- [Given exercise] Provide nothing beyond the count of lines that include the string "content".

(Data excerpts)
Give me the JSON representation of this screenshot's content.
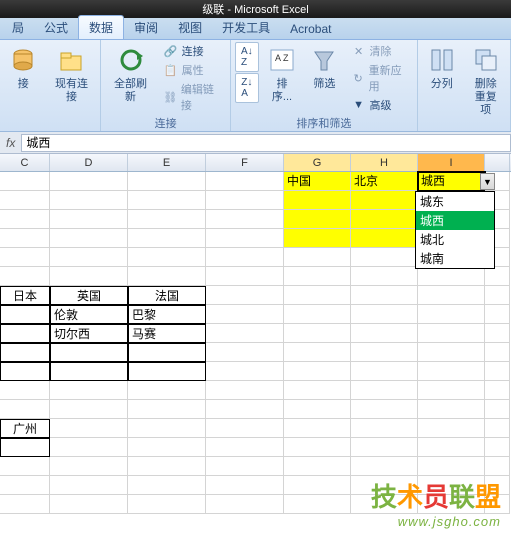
{
  "title": "级联 - Microsoft Excel",
  "tabs": [
    "局",
    "公式",
    "数据",
    "审阅",
    "视图",
    "开发工具",
    "Acrobat"
  ],
  "active_tab": 2,
  "ribbon": {
    "g1": {
      "btn1": "接\n",
      "btn2": "现有连接",
      "label": ""
    },
    "g2": {
      "btn": "全部刷新",
      "s1": "连接",
      "s2": "属性",
      "s3": "编辑链接",
      "label": "连接"
    },
    "g3": {
      "btn": "排序...",
      "s1": "清除",
      "s2": "重新应用",
      "s3": "高级",
      "filter": "筛选",
      "label": "排序和筛选"
    },
    "g4": {
      "btn1": "分列",
      "btn2": "删除\n重复项",
      "label": ""
    }
  },
  "formula": {
    "fx": "fx",
    "value": "城西"
  },
  "cols": [
    "C",
    "D",
    "E",
    "F",
    "G",
    "H",
    "I"
  ],
  "widths": [
    50,
    78,
    78,
    78,
    67,
    67,
    67
  ],
  "ydata": {
    "g": "中国",
    "h": "北京",
    "i": "城西"
  },
  "dropdown": [
    "城东",
    "城西",
    "城北",
    "城南"
  ],
  "dd_selected": 1,
  "table1": {
    "h1": "日本",
    "h2": "英国",
    "h3": "法国",
    "r1c1": "",
    "r1c2": "伦敦",
    "r1c3": "巴黎",
    "r2c1": "",
    "r2c2": "切尔西",
    "r2c3": "马赛"
  },
  "table2": {
    "h": "广州",
    "r": ""
  },
  "watermark": {
    "text": "技术员联盟",
    "url": "www.jsgho.com"
  }
}
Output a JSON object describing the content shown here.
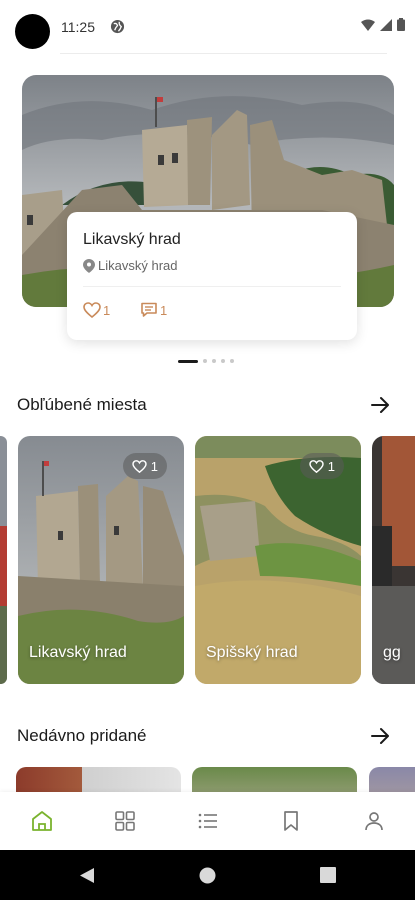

- [Output of the exercise] 2